Every line containing the word "Size" needs to be found and copied.

___ Given records ___

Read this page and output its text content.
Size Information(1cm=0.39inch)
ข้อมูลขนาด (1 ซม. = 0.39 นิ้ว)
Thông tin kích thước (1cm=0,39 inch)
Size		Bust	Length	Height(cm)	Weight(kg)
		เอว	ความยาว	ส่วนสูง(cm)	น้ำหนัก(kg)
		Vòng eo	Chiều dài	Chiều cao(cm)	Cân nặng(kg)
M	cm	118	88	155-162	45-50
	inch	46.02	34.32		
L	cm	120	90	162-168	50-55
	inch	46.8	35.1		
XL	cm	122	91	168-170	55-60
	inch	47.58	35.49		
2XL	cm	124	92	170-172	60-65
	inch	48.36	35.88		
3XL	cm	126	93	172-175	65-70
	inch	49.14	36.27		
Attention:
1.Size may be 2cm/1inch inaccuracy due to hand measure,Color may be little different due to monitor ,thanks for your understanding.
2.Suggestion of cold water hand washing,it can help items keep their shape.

___

** Expected answer **
Size Information(1cm=0.39inch)
Size		Bust	Length	Height(cm)	Weight(kg)
1.Size may be 2cm/1inch inaccuracy due to hand measure,Color may be little different due to monitor ,thanks for your understanding.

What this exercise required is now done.